Print each of the entries exactly, leaving nothing out.

**Data excerpts:**
........
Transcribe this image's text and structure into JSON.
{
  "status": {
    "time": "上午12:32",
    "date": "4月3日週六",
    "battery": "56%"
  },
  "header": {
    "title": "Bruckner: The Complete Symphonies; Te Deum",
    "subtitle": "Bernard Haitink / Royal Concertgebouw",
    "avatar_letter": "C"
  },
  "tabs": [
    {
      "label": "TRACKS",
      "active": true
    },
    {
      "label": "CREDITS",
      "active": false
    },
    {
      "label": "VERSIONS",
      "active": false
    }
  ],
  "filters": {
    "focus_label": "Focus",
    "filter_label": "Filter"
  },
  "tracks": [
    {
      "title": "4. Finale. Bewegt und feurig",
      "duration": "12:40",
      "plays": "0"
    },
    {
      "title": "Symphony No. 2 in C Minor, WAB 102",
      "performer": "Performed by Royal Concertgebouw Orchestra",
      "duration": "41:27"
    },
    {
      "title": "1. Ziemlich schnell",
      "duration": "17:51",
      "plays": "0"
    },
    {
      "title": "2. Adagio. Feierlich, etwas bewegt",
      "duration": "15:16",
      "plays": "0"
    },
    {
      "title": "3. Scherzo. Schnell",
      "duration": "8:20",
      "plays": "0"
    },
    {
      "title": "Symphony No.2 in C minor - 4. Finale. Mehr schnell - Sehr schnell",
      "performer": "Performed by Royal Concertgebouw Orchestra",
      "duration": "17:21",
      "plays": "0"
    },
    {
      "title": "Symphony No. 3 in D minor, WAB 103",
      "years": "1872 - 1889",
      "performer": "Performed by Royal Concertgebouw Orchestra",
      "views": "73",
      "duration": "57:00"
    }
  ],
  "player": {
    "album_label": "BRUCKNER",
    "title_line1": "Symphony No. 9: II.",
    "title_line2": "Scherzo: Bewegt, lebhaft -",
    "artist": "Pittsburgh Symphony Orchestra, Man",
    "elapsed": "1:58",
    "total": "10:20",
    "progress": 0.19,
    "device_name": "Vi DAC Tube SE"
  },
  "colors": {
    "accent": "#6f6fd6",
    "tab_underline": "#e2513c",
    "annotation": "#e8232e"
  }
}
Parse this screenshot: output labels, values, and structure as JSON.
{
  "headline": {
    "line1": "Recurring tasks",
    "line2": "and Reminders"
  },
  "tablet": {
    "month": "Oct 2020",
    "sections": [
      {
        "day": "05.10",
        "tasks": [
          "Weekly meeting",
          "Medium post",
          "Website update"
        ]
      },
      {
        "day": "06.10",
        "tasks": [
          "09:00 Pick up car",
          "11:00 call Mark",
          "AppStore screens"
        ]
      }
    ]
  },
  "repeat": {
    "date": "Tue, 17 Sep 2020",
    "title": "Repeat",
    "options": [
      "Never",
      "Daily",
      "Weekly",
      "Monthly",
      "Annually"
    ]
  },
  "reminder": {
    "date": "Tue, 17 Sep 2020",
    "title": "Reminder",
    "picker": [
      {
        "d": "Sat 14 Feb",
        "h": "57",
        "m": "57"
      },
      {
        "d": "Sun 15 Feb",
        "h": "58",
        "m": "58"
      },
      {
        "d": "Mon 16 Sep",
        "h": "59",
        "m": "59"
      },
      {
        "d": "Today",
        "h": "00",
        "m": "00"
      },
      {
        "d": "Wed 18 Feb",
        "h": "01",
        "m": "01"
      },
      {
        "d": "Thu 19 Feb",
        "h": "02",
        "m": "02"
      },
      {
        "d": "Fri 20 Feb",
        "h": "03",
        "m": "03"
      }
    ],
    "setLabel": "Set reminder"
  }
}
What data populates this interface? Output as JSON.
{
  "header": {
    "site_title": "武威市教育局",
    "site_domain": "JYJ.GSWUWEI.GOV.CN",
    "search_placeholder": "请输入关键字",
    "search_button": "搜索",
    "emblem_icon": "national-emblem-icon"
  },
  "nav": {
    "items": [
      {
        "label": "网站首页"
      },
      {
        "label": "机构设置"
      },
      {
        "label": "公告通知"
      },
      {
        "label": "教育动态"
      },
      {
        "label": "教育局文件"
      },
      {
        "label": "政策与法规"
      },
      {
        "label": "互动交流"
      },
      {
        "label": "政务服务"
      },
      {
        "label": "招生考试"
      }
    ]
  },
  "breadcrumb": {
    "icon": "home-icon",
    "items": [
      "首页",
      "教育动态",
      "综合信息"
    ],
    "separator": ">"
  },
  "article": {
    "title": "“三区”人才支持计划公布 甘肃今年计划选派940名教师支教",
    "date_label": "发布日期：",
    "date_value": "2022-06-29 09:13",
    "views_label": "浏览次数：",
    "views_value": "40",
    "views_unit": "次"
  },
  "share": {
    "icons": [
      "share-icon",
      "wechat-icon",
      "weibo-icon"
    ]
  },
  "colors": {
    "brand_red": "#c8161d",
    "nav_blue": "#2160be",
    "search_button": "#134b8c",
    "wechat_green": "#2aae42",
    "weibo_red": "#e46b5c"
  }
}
........
**Task solution:**
Transcribe this image's text and structure into JSON.
{
  "status": {
    "time": "上午12:32",
    "date": "4月3日週六",
    "battery": "56%"
  },
  "header": {
    "title": "Bruckner: The Complete Symphonies; Te Deum",
    "subtitle": "Bernard Haitink / Royal Concertgebouw",
    "avatar_letter": "C"
  },
  "tabs": [
    {
      "label": "TRACKS",
      "active": true
    },
    {
      "label": "CREDITS",
      "active": false
    },
    {
      "label": "VERSIONS",
      "active": false
    }
  ],
  "filters": {
    "focus_label": "Focus",
    "filter_label": "Filter"
  },
  "tracks": [
    {
      "title": "4. Finale. Bewegt und feurig",
      "duration": "12:40",
      "plays": "0"
    },
    {
      "title": "Symphony No. 2 in C Minor, WAB 102",
      "performer": "Performed by Royal Concertgebouw Orchestra",
      "duration": "41:27"
    },
    {
      "title": "1. Ziemlich schnell",
      "duration": "17:51",
      "plays": "0"
    },
    {
      "title": "2. Adagio. Feierlich, etwas bewegt",
      "duration": "15:16",
      "plays": "0"
    },
    {
      "title": "3. Scherzo. Schnell",
      "duration": "8:20",
      "plays": "0"
    },
    {
      "title": "Symphony No.2 in C minor - 4. Finale. Mehr schnell - Sehr schnell",
      "performer": "Performed by Royal Concertgebouw Orchestra",
      "duration": "17:21",
      "plays": "0"
    },
    {
      "title": "Symphony No. 3 in D minor, WAB 103",
      "years": "1872 - 1889",
      "performer": "Performed by Royal Concertgebouw Orchestra",
      "views": "73",
      "duration": "57:00"
    }
  ],
  "player": {
    "album_label": "BRUCKNER",
    "title_line1": "Symphony No. 9: II.",
    "title_line2": "Scherzo: Bewegt, lebhaft -",
    "artist": "Pittsburgh Symphony Orchestra, Man",
    "elapsed": "1:58",
    "total": "10:20",
    "progress": 0.19,
    "device_name": "Vi DAC Tube SE"
  },
  "colors": {
    "accent": "#6f6fd6",
    "tab_underline": "#e2513c",
    "annotation": "#e8232e"
  }
}
Parse this screenshot: output labels, values, and structure as JSON.
{
  "headline": {
    "line1": "Recurring tasks",
    "line2": "and Reminders"
  },
  "tablet": {
    "month": "Oct 2020",
    "sections": [
      {
        "day": "05.10",
        "tasks": [
          "Weekly meeting",
          "Medium post",
          "Website update"
        ]
      },
      {
        "day": "06.10",
        "tasks": [
          "09:00 Pick up car",
          "11:00 call Mark",
          "AppStore screens"
        ]
      }
    ]
  },
  "repeat": {
    "date": "Tue, 17 Sep 2020",
    "title": "Repeat",
    "options": [
      "Never",
      "Daily",
      "Weekly",
      "Monthly",
      "Annually"
    ]
  },
  "reminder": {
    "date": "Tue, 17 Sep 2020",
    "title": "Reminder",
    "picker": [
      {
        "d": "Sat 14 Feb",
        "h": "57",
        "m": "57"
      },
      {
        "d": "Sun 15 Feb",
        "h": "58",
        "m": "58"
      },
      {
        "d": "Mon 16 Sep",
        "h": "59",
        "m": "59"
      },
      {
        "d": "Today",
        "h": "00",
        "m": "00"
      },
      {
        "d": "Wed 18 Feb",
        "h": "01",
        "m": "01"
      },
      {
        "d": "Thu 19 Feb",
        "h": "02",
        "m": "02"
      },
      {
        "d": "Fri 20 Feb",
        "h": "03",
        "m": "03"
      }
    ],
    "setLabel": "Set reminder"
  }
}
What data populates this interface? Output as JSON.
{
  "header": {
    "site_title": "武威市教育局",
    "site_domain": "JYJ.GSWUWEI.GOV.CN",
    "search_placeholder": "请输入关键字",
    "search_button": "搜索",
    "emblem_icon": "national-emblem-icon"
  },
  "nav": {
    "items": [
      {
        "label": "网站首页"
      },
      {
        "label": "机构设置"
      },
      {
        "label": "公告通知"
      },
      {
        "label": "教育动态"
      },
      {
        "label": "教育局文件"
      },
      {
        "label": "政策与法规"
      },
      {
        "label": "互动交流"
      },
      {
        "label": "政务服务"
      },
      {
        "label": "招生考试"
      }
    ]
  },
  "breadcrumb": {
    "icon": "home-icon",
    "items": [
      "首页",
      "教育动态",
      "综合信息"
    ],
    "separator": ">"
  },
  "article": {
    "title": "“三区”人才支持计划公布 甘肃今年计划选派940名教师支教",
    "date_label": "发布日期：",
    "date_value": "2022-06-29 09:13",
    "views_label": "浏览次数：",
    "views_value": "40",
    "views_unit": "次"
  },
  "share": {
    "icons": [
      "share-icon",
      "wechat-icon",
      "weibo-icon"
    ]
  },
  "colors": {
    "brand_red": "#c8161d",
    "nav_blue": "#2160be",
    "search_button": "#134b8c",
    "wechat_green": "#2aae42",
    "weibo_red": "#e46b5c"
  }
}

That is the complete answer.